-- begin Data extract --

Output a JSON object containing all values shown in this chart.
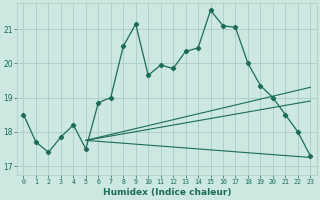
{
  "xlabel": "Humidex (Indice chaleur)",
  "bg_color": "#cce8e0",
  "grid_color": "#aaccc4",
  "line_color": "#1a6b5a",
  "xlim": [
    -0.5,
    23.5
  ],
  "ylim": [
    16.75,
    21.75
  ],
  "xticks": [
    0,
    1,
    2,
    3,
    4,
    5,
    6,
    7,
    8,
    9,
    10,
    11,
    12,
    13,
    14,
    15,
    16,
    17,
    18,
    19,
    20,
    21,
    22,
    23
  ],
  "yticks": [
    17,
    18,
    19,
    20,
    21
  ],
  "line1_x": [
    0,
    1,
    2,
    3,
    4,
    5,
    6,
    7,
    8,
    9,
    10,
    11,
    12,
    13,
    14,
    15,
    16,
    17,
    18,
    19,
    20,
    21,
    22,
    23
  ],
  "line1_y": [
    18.5,
    17.7,
    17.4,
    17.85,
    18.2,
    17.5,
    18.85,
    19.0,
    20.5,
    21.15,
    19.65,
    19.95,
    19.85,
    20.35,
    20.45,
    21.55,
    21.1,
    21.05,
    20.0,
    19.35,
    19.0,
    18.5,
    18.0,
    17.3
  ],
  "line2_x": [
    5,
    23
  ],
  "line2_y": [
    17.75,
    19.3
  ],
  "line3_x": [
    5,
    23
  ],
  "line3_y": [
    17.75,
    17.25
  ],
  "line4_x": [
    5,
    23
  ],
  "line4_y": [
    17.75,
    18.9
  ]
}
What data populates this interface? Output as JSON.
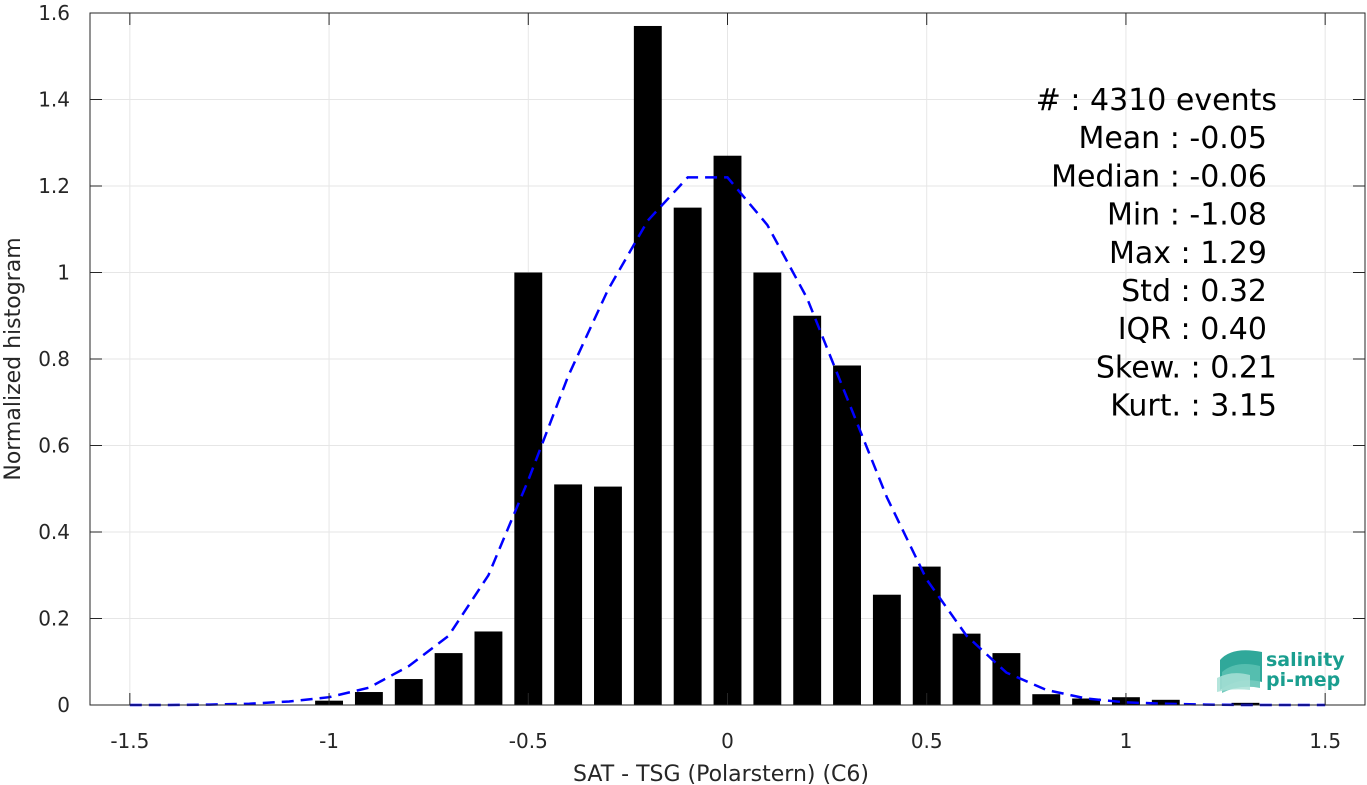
{
  "chart_data": {
    "type": "bar",
    "xlabel": "SAT - TSG (Polarstern) (C6)",
    "ylabel": "Normalized histogram",
    "xlim": [
      -1.6,
      1.6
    ],
    "ylim": [
      0,
      1.6
    ],
    "xticks": [
      -1.5,
      -1,
      -0.5,
      0,
      0.5,
      1,
      1.5
    ],
    "xtick_labels": [
      "-1.5",
      "-1",
      "-0.5",
      "0",
      "0.5",
      "1",
      "1.5"
    ],
    "yticks": [
      0,
      0.2,
      0.4,
      0.6,
      0.8,
      1,
      1.2,
      1.4,
      1.6
    ],
    "ytick_labels": [
      "0",
      "0.2",
      "0.4",
      "0.6",
      "0.8",
      "1",
      "1.2",
      "1.4",
      "1.6"
    ],
    "grid": true,
    "bin_width": 0.1,
    "bar_width": 0.07,
    "bars": {
      "x": [
        -1.0,
        -0.9,
        -0.8,
        -0.7,
        -0.6,
        -0.5,
        -0.4,
        -0.3,
        -0.2,
        -0.1,
        0.0,
        0.1,
        0.2,
        0.3,
        0.4,
        0.5,
        0.6,
        0.7,
        0.8,
        0.9,
        1.0,
        1.1,
        1.3
      ],
      "values": [
        0.01,
        0.03,
        0.06,
        0.12,
        0.17,
        1.0,
        0.51,
        0.505,
        1.57,
        1.15,
        1.27,
        1.0,
        0.9,
        0.785,
        0.255,
        0.32,
        0.165,
        0.12,
        0.025,
        0.015,
        0.018,
        0.012,
        0.005
      ],
      "color": "#000000"
    },
    "fit_curve": {
      "style": "dashed",
      "color": "#0000ff",
      "x": [
        -1.5,
        -1.4,
        -1.3,
        -1.2,
        -1.1,
        -1.0,
        -0.9,
        -0.8,
        -0.7,
        -0.6,
        -0.5,
        -0.4,
        -0.3,
        -0.2,
        -0.1,
        0.0,
        0.1,
        0.2,
        0.3,
        0.4,
        0.5,
        0.6,
        0.7,
        0.8,
        0.9,
        1.0,
        1.1,
        1.2,
        1.3,
        1.4,
        1.5
      ],
      "y": [
        0.0,
        0.0,
        0.001,
        0.003,
        0.008,
        0.018,
        0.04,
        0.09,
        0.16,
        0.3,
        0.52,
        0.76,
        0.96,
        1.12,
        1.22,
        1.22,
        1.11,
        0.94,
        0.71,
        0.48,
        0.29,
        0.16,
        0.075,
        0.035,
        0.015,
        0.006,
        0.003,
        0.001,
        0.0,
        0.0,
        0.0
      ]
    },
    "stats_lines": [
      "#  : 4310 events",
      "Mean : -0.05",
      "Median : -0.06",
      "Min : -1.08",
      "Max : 1.29",
      "Std : 0.32",
      "IQR : 0.40",
      "Skew. : 0.21",
      "Kurt. : 3.15"
    ]
  },
  "logo": {
    "line1": "salinity",
    "line2": "pi-mep",
    "color": "#1a9e8f"
  }
}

-- end Data extract --

What you will do
List every line above containing the word "values".

Exercise response
Output a JSON object containing all values shown in this chart.
      "values": [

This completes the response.